═══ GIVEN ENTRIES
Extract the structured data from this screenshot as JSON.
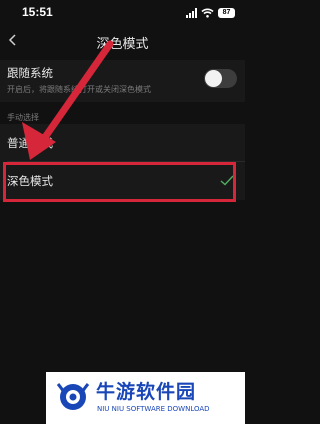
{
  "status_bar": {
    "time": "15:51",
    "battery": "87"
  },
  "nav": {
    "title": "深色模式"
  },
  "follow_system": {
    "title": "跟随系统",
    "description": "开启后，将跟随系统打开或关闭深色模式",
    "enabled": false
  },
  "manual": {
    "section_label": "手动选择",
    "options": [
      {
        "label": "普通模式",
        "selected": false
      },
      {
        "label": "深色模式",
        "selected": true
      }
    ]
  },
  "colors": {
    "annotation": "#d6273a",
    "check": "#4fae5d",
    "watermark_brand": "#1a47b8"
  },
  "watermark": {
    "title": "牛游软件园",
    "subtitle": "NIU NIU SOFTWARE DOWNLOAD"
  }
}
══════
Quote the records above exactly, leaving out any pictures.

Extract the structured data from this screenshot as JSON.
{
  "status_bar": {
    "time": "15:51",
    "battery": "87"
  },
  "nav": {
    "title": "深色模式"
  },
  "follow_system": {
    "title": "跟随系统",
    "description": "开启后，将跟随系统打开或关闭深色模式",
    "enabled": false
  },
  "manual": {
    "section_label": "手动选择",
    "options": [
      {
        "label": "普通模式",
        "selected": false
      },
      {
        "label": "深色模式",
        "selected": true
      }
    ]
  },
  "colors": {
    "annotation": "#d6273a",
    "check": "#4fae5d",
    "watermark_brand": "#1a47b8"
  },
  "watermark": {
    "title": "牛游软件园",
    "subtitle": "NIU NIU SOFTWARE DOWNLOAD"
  }
}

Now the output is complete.